▽

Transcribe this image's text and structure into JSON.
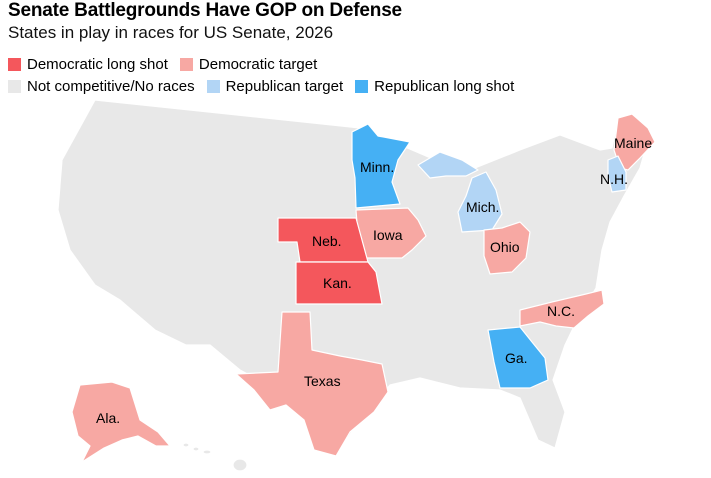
{
  "title": "Senate Battlegrounds Have GOP on Defense",
  "subtitle": "States in play in races for US Senate, 2026",
  "colors": {
    "dem_long_shot": "#f4575c",
    "dem_target": "#f7a8a3",
    "not_competitive": "#e8e8e8",
    "rep_target": "#b2d5f5",
    "rep_long_shot": "#45b0f4"
  },
  "legend": [
    {
      "key": "dem_long_shot",
      "label": "Democratic long shot"
    },
    {
      "key": "dem_target",
      "label": "Democratic target"
    },
    {
      "key": "not_competitive",
      "label": "Not competitive/No races"
    },
    {
      "key": "rep_target",
      "label": "Republican target"
    },
    {
      "key": "rep_long_shot",
      "label": "Republican long shot"
    }
  ],
  "states": [
    {
      "name": "Nebraska",
      "label": "Neb.",
      "category": "dem_long_shot"
    },
    {
      "name": "Kansas",
      "label": "Kan.",
      "category": "dem_long_shot"
    },
    {
      "name": "Iowa",
      "label": "Iowa",
      "category": "dem_target"
    },
    {
      "name": "Ohio",
      "label": "Ohio",
      "category": "dem_target"
    },
    {
      "name": "Texas",
      "label": "Texas",
      "category": "dem_target"
    },
    {
      "name": "North Carolina",
      "label": "N.C.",
      "category": "dem_target"
    },
    {
      "name": "Maine",
      "label": "Maine",
      "category": "dem_target"
    },
    {
      "name": "Alaska",
      "label": "Ala.",
      "category": "dem_target"
    },
    {
      "name": "Michigan",
      "label": "Mich.",
      "category": "rep_target"
    },
    {
      "name": "New Hampshire",
      "label": "N.H.",
      "category": "rep_target"
    },
    {
      "name": "Minnesota",
      "label": "Minn.",
      "category": "rep_long_shot"
    },
    {
      "name": "Georgia",
      "label": "Ga.",
      "category": "rep_long_shot"
    }
  ]
}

△

▸ **AIM**
All records above are to be printed exactly, minus the pictures they contain.

▸ **ANSWER BELOW**
Transcribe this image's text and structure into JSON.
{
  "title": "Senate Battlegrounds Have GOP on Defense",
  "subtitle": "States in play in races for US Senate, 2026",
  "colors": {
    "dem_long_shot": "#f4575c",
    "dem_target": "#f7a8a3",
    "not_competitive": "#e8e8e8",
    "rep_target": "#b2d5f5",
    "rep_long_shot": "#45b0f4"
  },
  "legend": [
    {
      "key": "dem_long_shot",
      "label": "Democratic long shot"
    },
    {
      "key": "dem_target",
      "label": "Democratic target"
    },
    {
      "key": "not_competitive",
      "label": "Not competitive/No races"
    },
    {
      "key": "rep_target",
      "label": "Republican target"
    },
    {
      "key": "rep_long_shot",
      "label": "Republican long shot"
    }
  ],
  "states": [
    {
      "name": "Nebraska",
      "label": "Neb.",
      "category": "dem_long_shot"
    },
    {
      "name": "Kansas",
      "label": "Kan.",
      "category": "dem_long_shot"
    },
    {
      "name": "Iowa",
      "label": "Iowa",
      "category": "dem_target"
    },
    {
      "name": "Ohio",
      "label": "Ohio",
      "category": "dem_target"
    },
    {
      "name": "Texas",
      "label": "Texas",
      "category": "dem_target"
    },
    {
      "name": "North Carolina",
      "label": "N.C.",
      "category": "dem_target"
    },
    {
      "name": "Maine",
      "label": "Maine",
      "category": "dem_target"
    },
    {
      "name": "Alaska",
      "label": "Ala.",
      "category": "dem_target"
    },
    {
      "name": "Michigan",
      "label": "Mich.",
      "category": "rep_target"
    },
    {
      "name": "New Hampshire",
      "label": "N.H.",
      "category": "rep_target"
    },
    {
      "name": "Minnesota",
      "label": "Minn.",
      "category": "rep_long_shot"
    },
    {
      "name": "Georgia",
      "label": "Ga.",
      "category": "rep_long_shot"
    }
  ]
}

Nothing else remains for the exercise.